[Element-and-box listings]
______________________________
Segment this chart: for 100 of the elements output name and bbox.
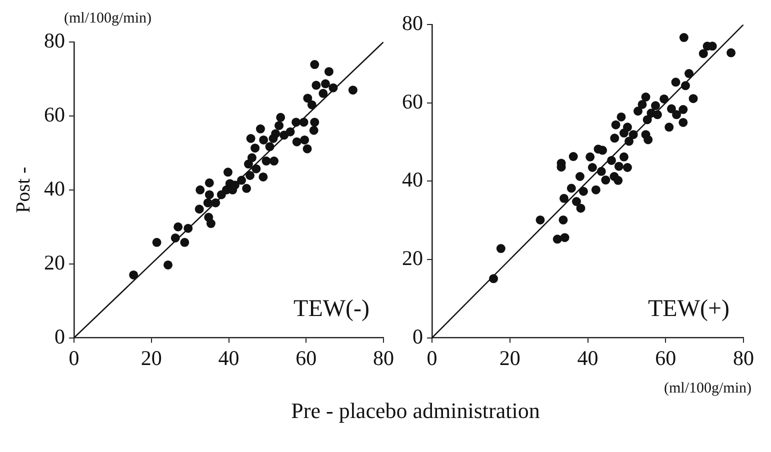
point: [586, 152, 595, 162]
point: [622, 163, 632, 172]
point: [611, 120, 620, 130]
y-tick-label: 0: [412, 324, 423, 348]
point: [684, 69, 694, 78]
point: [258, 172, 268, 182]
x-tick-label: 20: [140, 346, 162, 370]
point: [624, 136, 634, 146]
y-tick-label: 60: [44, 102, 65, 126]
point: [568, 152, 578, 162]
point: [271, 129, 280, 138]
point: [211, 198, 220, 208]
point: [560, 194, 568, 203]
point: [152, 238, 162, 247]
point: [276, 112, 286, 122]
x-tick-label: 60: [655, 346, 676, 370]
point: [536, 215, 545, 224]
x-axis-title: Pre - placebo administration: [290, 398, 541, 424]
point: [194, 204, 204, 214]
text: (ml/100g/min): [664, 380, 752, 396]
point: [244, 160, 253, 169]
point: [672, 110, 682, 120]
point: [489, 274, 498, 284]
point: [671, 78, 680, 87]
point: [633, 106, 642, 116]
point: [302, 144, 312, 154]
point: [558, 215, 568, 224]
point: [256, 124, 265, 134]
point: [246, 134, 256, 144]
y-tick-label: 0: [54, 324, 65, 348]
point: [596, 166, 606, 176]
y-tick-label: 60: [402, 89, 423, 114]
point: [652, 110, 662, 120]
x-tick-label: 60: [296, 346, 317, 370]
point: [698, 49, 708, 58]
y-tick-label: 40: [402, 168, 423, 192]
point: [247, 153, 256, 162]
point: [660, 94, 669, 104]
point: [680, 81, 690, 90]
point: [309, 126, 318, 135]
point: [262, 156, 271, 166]
point: [328, 83, 338, 92]
point: [578, 186, 588, 196]
point: [312, 80, 321, 90]
x-tick-label: 80: [733, 346, 754, 370]
point: [575, 172, 584, 181]
point: [496, 244, 506, 254]
point: [614, 176, 623, 185]
point: [320, 79, 330, 88]
point: [638, 100, 647, 109]
point: [688, 94, 698, 104]
point: [614, 162, 624, 171]
point: [726, 48, 736, 58]
point: [678, 105, 688, 114]
point: [591, 185, 600, 194]
x-tick-label: 40: [577, 346, 598, 370]
point: [324, 67, 334, 76]
point: [628, 130, 638, 140]
y-tick-label: 80: [44, 28, 65, 53]
point: [252, 164, 261, 174]
point: [174, 222, 183, 232]
point: [170, 233, 180, 242]
point: [206, 219, 216, 228]
point: [641, 92, 650, 102]
point: [607, 156, 616, 165]
point: [250, 144, 260, 153]
point: [292, 118, 301, 127]
point: [180, 238, 190, 247]
point: [310, 118, 320, 127]
point: [651, 101, 660, 110]
point: [566, 184, 576, 193]
annotation: TEW(-): [294, 296, 370, 322]
point: [588, 163, 597, 172]
y-tick-label: 80: [402, 11, 423, 36]
point: [307, 100, 316, 110]
y-axis-title: Post -: [12, 166, 34, 213]
annotation: TEW(+): [648, 296, 730, 322]
point: [129, 270, 138, 280]
point: [610, 134, 620, 143]
y-tick-label: 40: [44, 176, 65, 200]
point: [259, 135, 268, 144]
point: [642, 115, 652, 124]
point: [242, 184, 252, 193]
x-tick-label: 40: [218, 346, 240, 370]
point: [196, 185, 205, 194]
point: [237, 176, 246, 185]
y-tick-label: 20: [44, 250, 65, 274]
point: [318, 88, 328, 98]
point: [274, 121, 284, 130]
point: [292, 137, 302, 146]
point: [666, 104, 676, 114]
point: [223, 168, 232, 177]
point: [204, 190, 214, 200]
point: [560, 233, 570, 242]
point: [300, 135, 310, 144]
point: [184, 224, 193, 233]
point: [204, 178, 214, 188]
point: [164, 260, 173, 270]
point: [265, 142, 274, 152]
text: (ml/100g/min): [64, 10, 152, 26]
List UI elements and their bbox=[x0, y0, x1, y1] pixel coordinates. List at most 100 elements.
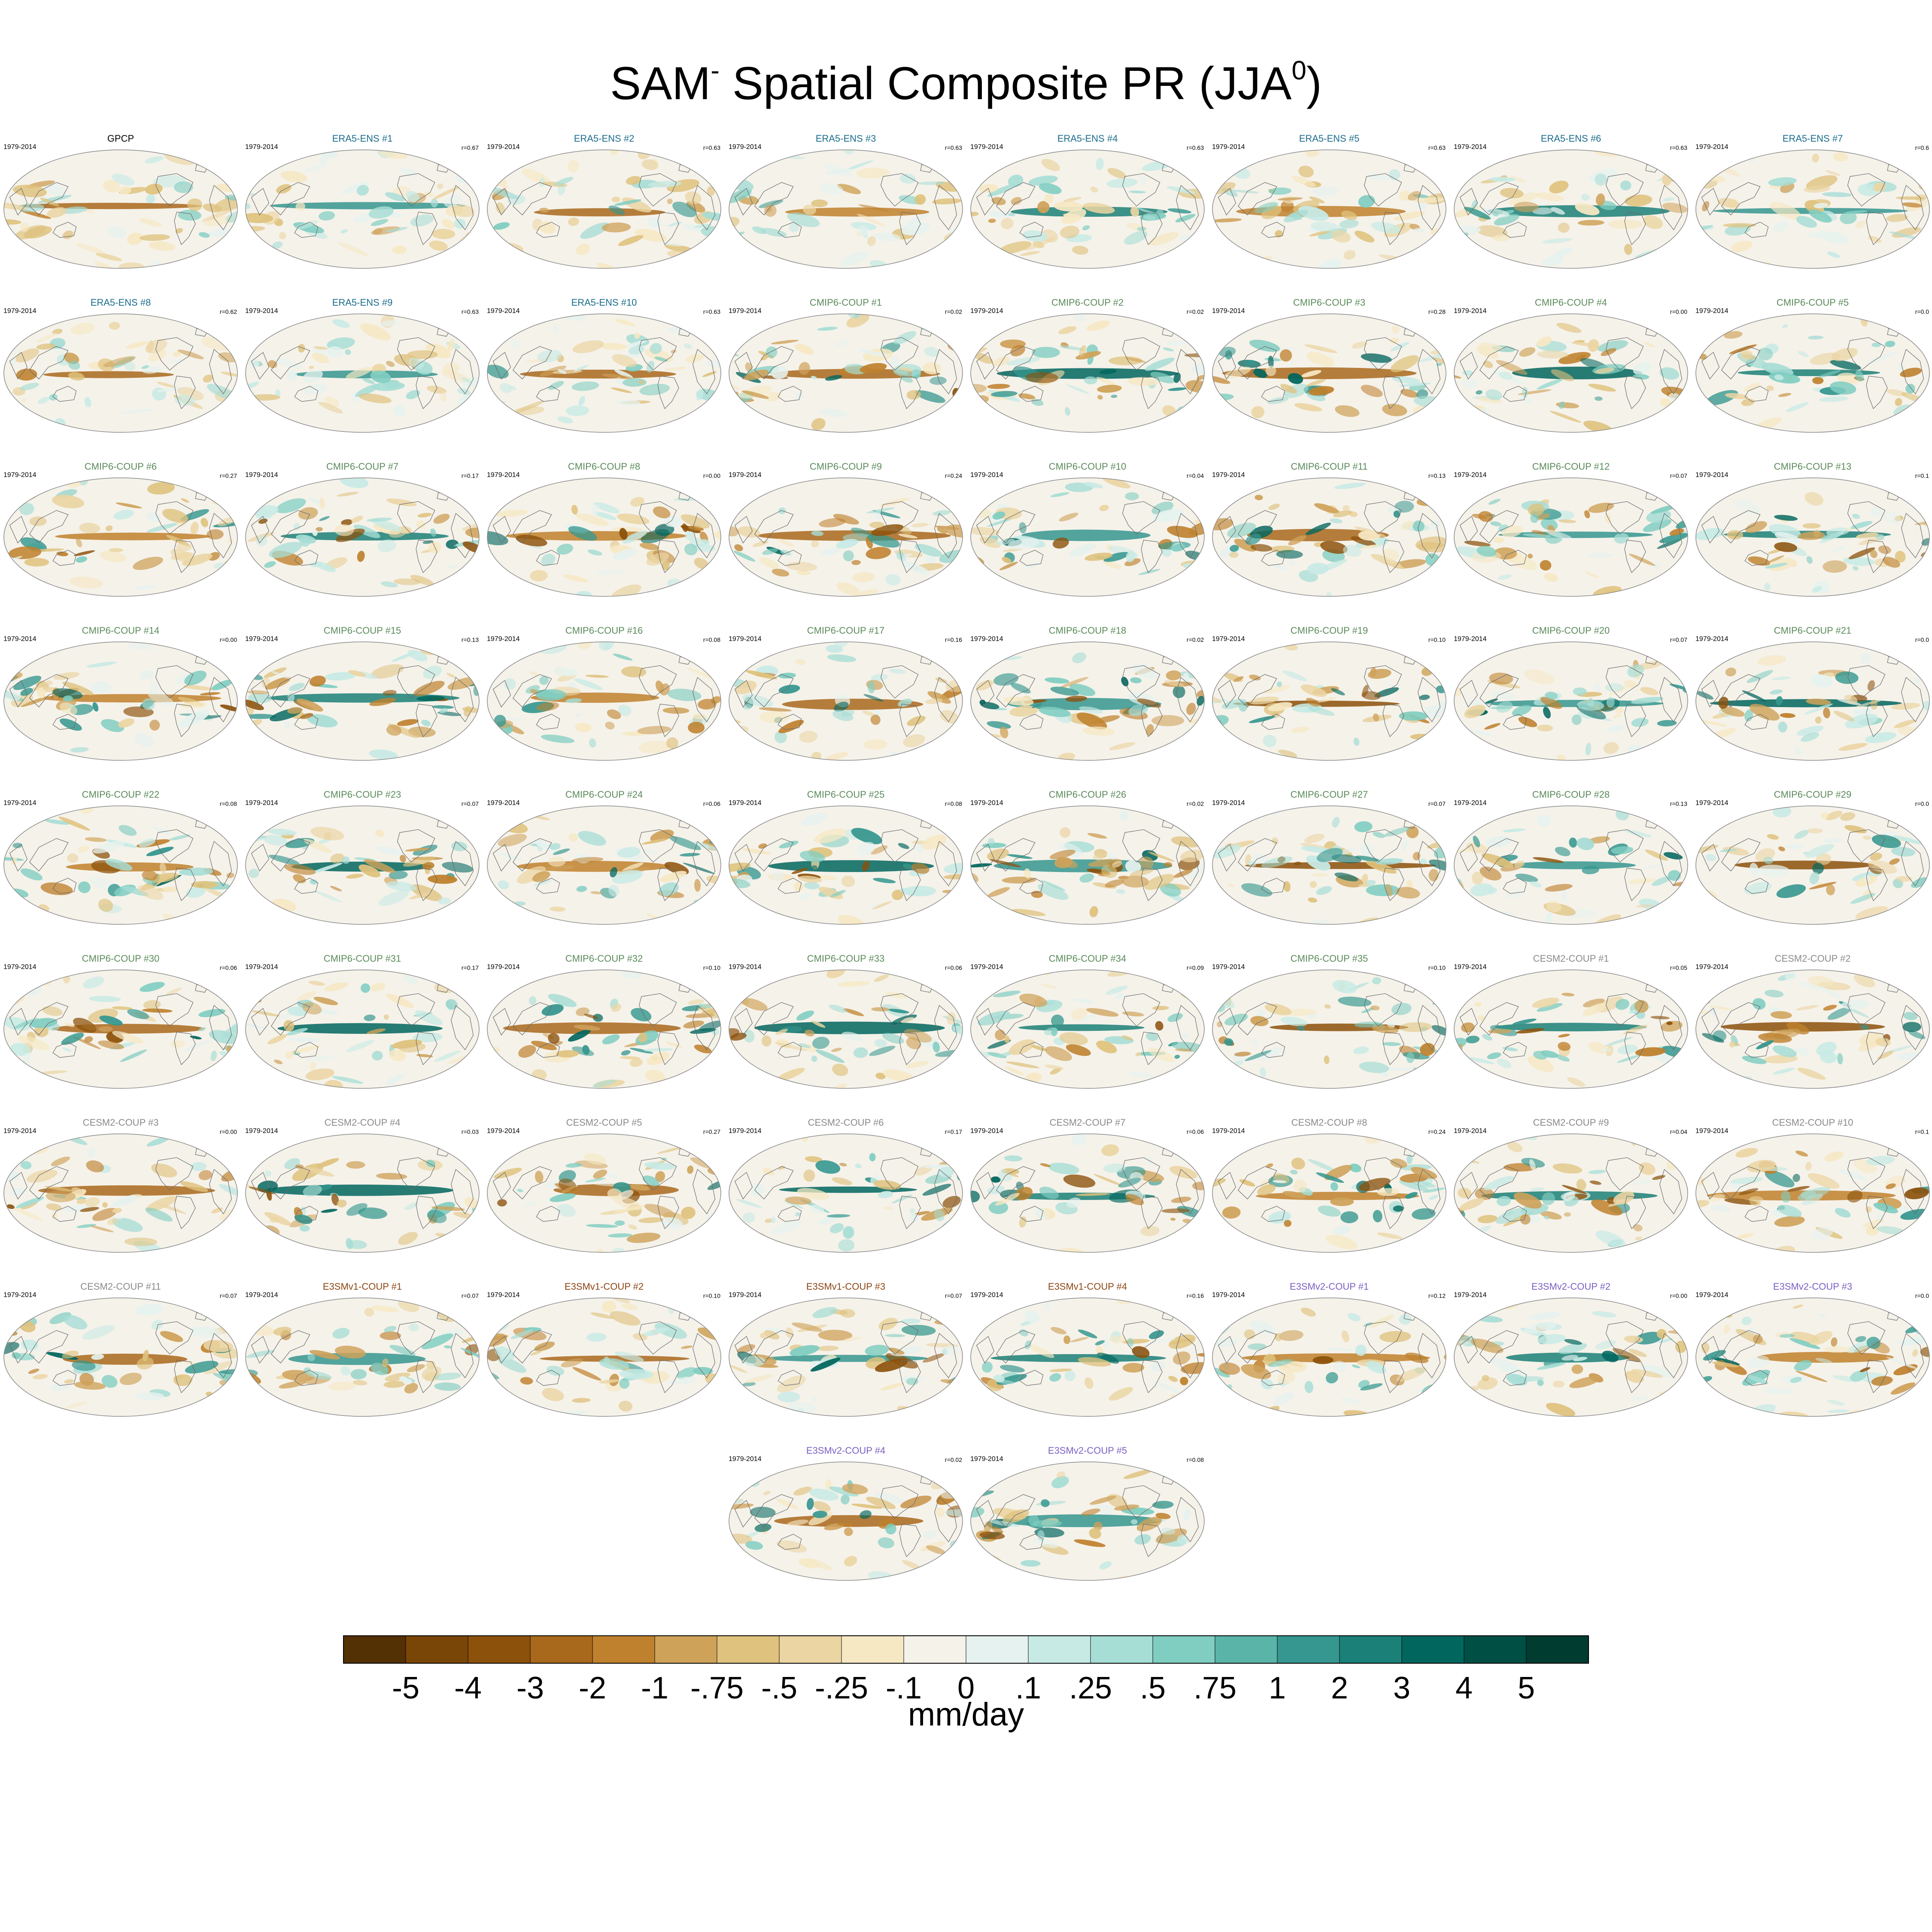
anomaly-blob bbox=[1148, 232, 1179, 246]
anomaly-blob bbox=[77, 845, 89, 853]
anomaly-blob bbox=[1757, 347, 1773, 361]
anomaly-blob bbox=[324, 982, 348, 992]
anomaly-blob bbox=[1275, 230, 1283, 238]
anomaly-blob bbox=[621, 1050, 631, 1056]
precip-anomaly-map bbox=[970, 1133, 1205, 1253]
precip-anomaly-map bbox=[487, 1297, 721, 1417]
map-border bbox=[729, 477, 963, 597]
panel-title: CMIP6-COUP #9 bbox=[809, 461, 882, 472]
anomaly-blob bbox=[1802, 523, 1821, 529]
anomaly-blob bbox=[1086, 1008, 1119, 1017]
anomaly-blob bbox=[1132, 663, 1157, 679]
anomaly-blob bbox=[1015, 1187, 1033, 1200]
anomaly-blob bbox=[1291, 1157, 1305, 1170]
anomaly-blob bbox=[527, 1410, 539, 1416]
anomaly-blob bbox=[493, 222, 510, 230]
anomaly-blob bbox=[446, 999, 458, 1010]
anomaly-blob bbox=[4, 1300, 27, 1312]
anomaly-blob bbox=[804, 882, 820, 890]
anomaly-blob bbox=[1653, 562, 1660, 569]
anomaly-blob bbox=[1135, 1052, 1142, 1057]
anomaly-blob bbox=[549, 1041, 563, 1047]
anomaly-blob bbox=[211, 1207, 223, 1213]
anomaly-blob bbox=[146, 512, 161, 522]
anomaly-blob bbox=[1805, 844, 1835, 858]
map-border bbox=[245, 805, 480, 925]
coastline bbox=[880, 501, 919, 535]
anomaly-blob bbox=[404, 975, 418, 984]
anomaly-blob bbox=[53, 672, 80, 680]
anomaly-blob bbox=[1354, 821, 1373, 832]
coastline bbox=[899, 540, 921, 573]
coastline bbox=[451, 185, 474, 231]
anomaly-blob bbox=[433, 513, 450, 524]
anomaly-blob bbox=[64, 1023, 75, 1027]
coastline bbox=[996, 182, 1036, 216]
anomaly-blob bbox=[1458, 1188, 1472, 1199]
precip-anomaly-map bbox=[3, 641, 238, 761]
map-border bbox=[1454, 805, 1688, 925]
anomaly-blob bbox=[1585, 743, 1592, 756]
anomaly-blob bbox=[1073, 314, 1085, 322]
coastline bbox=[899, 1524, 921, 1557]
anomaly-blob bbox=[1860, 653, 1871, 664]
precip-anomaly-map bbox=[729, 1461, 963, 1581]
anomaly-blob bbox=[937, 527, 948, 534]
map-panel: CMIP6-COUP #23 1979-2014 r=0.07 bbox=[242, 785, 483, 948]
anomaly-blob bbox=[301, 478, 314, 483]
anomaly-blob bbox=[517, 478, 529, 483]
anomaly-blob bbox=[1294, 403, 1322, 412]
anomaly-blob bbox=[148, 691, 174, 706]
coastline bbox=[976, 844, 995, 872]
anomaly-blob bbox=[1288, 535, 1306, 546]
anomaly-blob bbox=[1770, 1011, 1792, 1019]
anomaly-blob bbox=[987, 1185, 1005, 1194]
coastline bbox=[1605, 337, 1644, 371]
anomaly-blob bbox=[830, 890, 846, 897]
anomaly-blob bbox=[607, 709, 621, 720]
anomaly-blob bbox=[1422, 1188, 1446, 1193]
panel-title: CESM2-COUP #8 bbox=[1291, 1117, 1367, 1128]
anomaly-blob bbox=[565, 1163, 582, 1168]
anomaly-blob bbox=[546, 1365, 565, 1376]
anomaly-blob bbox=[1589, 1180, 1601, 1185]
anomaly-blob bbox=[13, 1138, 26, 1145]
anomaly-blob bbox=[1106, 178, 1138, 188]
coastline bbox=[657, 868, 679, 901]
anomaly-field bbox=[487, 150, 721, 268]
anomaly-blob bbox=[1399, 711, 1428, 721]
panel-period: 1979-2014 bbox=[1454, 143, 1487, 151]
anomaly-blob bbox=[665, 1042, 683, 1048]
panel-correlation: r=0.0 bbox=[1915, 800, 1929, 807]
anomaly-blob bbox=[297, 990, 317, 1001]
anomaly-blob bbox=[635, 229, 667, 242]
anomaly-blob bbox=[690, 1028, 716, 1034]
anomaly-blob bbox=[750, 1184, 765, 1196]
coastline bbox=[492, 352, 511, 380]
anomaly-blob bbox=[1418, 154, 1443, 158]
coastline bbox=[536, 550, 560, 566]
map-panel: CMIP6-COUP #30 1979-2014 r=0.06 bbox=[0, 949, 241, 1112]
anomaly-blob bbox=[638, 740, 671, 753]
precip-anomaly-map bbox=[1212, 1297, 1446, 1417]
anomaly-blob bbox=[440, 392, 447, 402]
coastline bbox=[1701, 1336, 1720, 1364]
anomaly-blob bbox=[1390, 337, 1399, 344]
anomaly-blob bbox=[1049, 850, 1075, 860]
anomaly-blob bbox=[1919, 995, 1929, 1002]
anomaly-blob bbox=[833, 513, 859, 525]
anomaly-blob bbox=[906, 390, 921, 400]
anomaly-blob bbox=[689, 484, 703, 494]
anomaly-blob bbox=[900, 1495, 932, 1509]
anomaly-blob bbox=[1339, 219, 1359, 229]
anomaly-blob bbox=[190, 522, 199, 535]
anomaly-blob bbox=[1129, 1072, 1154, 1078]
anomaly-blob bbox=[358, 864, 381, 878]
anomaly-blob bbox=[62, 681, 94, 696]
coastline bbox=[174, 1196, 196, 1229]
panel-title: ERA5-ENS #9 bbox=[332, 297, 393, 308]
anomaly-blob bbox=[578, 396, 585, 406]
map-border bbox=[1695, 149, 1930, 269]
anomaly-blob bbox=[1573, 687, 1587, 696]
anomaly-blob bbox=[1795, 747, 1801, 756]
______________________________
**PROBLEM DETAILS:** Recast the lines starting at the one containing "point: [586, 152, 595, 162]" and ending at the one containing "point: [180, 238, 190, 247]" as a Markdown table with the columns "Row" and "Line". Number the rows in the first column and leave out any blank lines.

**ANSWER:**
| Row | Line |
|---|---|
| 1 | point: [586, 152, 595, 162] |
| 2 | point: [622, 163, 632, 172] |
| 3 | point: [611, 120, 620, 130] |
| 4 | y-tick-label: 0: [412, 324, 423, 348] |
| 5 | point: [684, 69, 694, 78] |
| 6 | point: [258, 172, 268, 182] |
| 7 | x-tick-label: 20: [140, 346, 162, 370] |
| 8 | point: [624, 136, 634, 146] |
| 9 | y-tick-label: 60: [44, 102, 65, 126] |
| 10 | point: [568, 152, 578, 162] |
| 11 | point: [271, 129, 280, 138] |
| 12 | point: [211, 198, 220, 208] |
| 13 | point: [560, 194, 568, 203] |
| 14 | point: [152, 238, 162, 247] |
| 15 | point: [276, 112, 286, 122] |
| 16 | x-tick-label: 60: [655, 346, 676, 370] |
| 17 | point: [536, 215, 545, 224] |
| 18 | x-axis-title: Pre - placebo administration: [290, 398, 541, 424] |
| 19 | point: [194, 204, 204, 214] |
| 20 | text: (ml/100g/min): [664, 380, 752, 396] |
| 21 | point: [244, 160, 253, 169] |
| 22 | point: [672, 110, 682, 120] |
| 23 | point: [489, 274, 498, 284] |
| 24 | point: [671, 78, 680, 87] |
| 25 | point: [633, 106, 642, 116] |
| 26 | point: [302, 144, 312, 154] |
| 27 | point: [558, 215, 568, 224] |
| 28 | point: [256, 124, 265, 134] |
| 29 | point: [246, 134, 256, 144] |
| 30 | y-tick-label: 0: [54, 324, 65, 348] |
| 31 | point: [596, 166, 606, 176] |
| 32 | y-tick-label: 60: [402, 89, 423, 114] |
| 33 | point: [652, 110, 662, 120] |
| 34 | x-tick-label: 60: [296, 346, 317, 370] |
| 35 | point: [698, 49, 708, 58] |
| 36 | y-tick-label: 40: [402, 168, 423, 192] |
| 37 | point: [247, 153, 256, 162] |
| 38 | point: [660, 94, 669, 104] |
| 39 | point: [680, 81, 690, 90] |
| 40 | point: [309, 126, 318, 135] |
| 41 | point: [262, 156, 271, 166] |
| 42 | point: [328, 83, 338, 92] |
| 43 | point: [578, 186, 588, 196] |
| 44 | point: [312, 80, 321, 90] |
| 45 | x-tick-label: 80: [733, 346, 754, 370] |
| 46 | point: [575, 172, 584, 181] |
| 47 | point: [496, 244, 506, 254] |
| 48 | point: [614, 176, 623, 185] |
| 49 | point: [320, 79, 330, 88] |
| 50 | point: [638, 100, 647, 109] |
| 51 | point: [688, 94, 698, 104] |
| 52 | point: [614, 162, 624, 171] |
| 53 | point: [726, 48, 736, 58] |
| 54 | point: [678, 105, 688, 114] |
| 55 | point: [591, 185, 600, 194] |
| 56 | x-tick-label: 40: [577, 346, 598, 370] |
| 57 | point: [324, 67, 334, 76] |
| 58 | point: [628, 130, 638, 140] |
| 59 | y-tick-label: 80: [44, 28, 65, 53] |
| 60 | point: [252, 164, 261, 174] |
| 61 | point: [174, 222, 183, 232] |
| 62 | point: [170, 233, 180, 242] |
| 63 | point: [206, 219, 216, 228] |
| 64 | point: [641, 92, 650, 102] |
| 65 | point: [607, 156, 616, 165] |
| 66 | point: [250, 144, 260, 153] |
| 67 | point: [292, 118, 301, 127] |
| 68 | point: [180, 238, 190, 247] |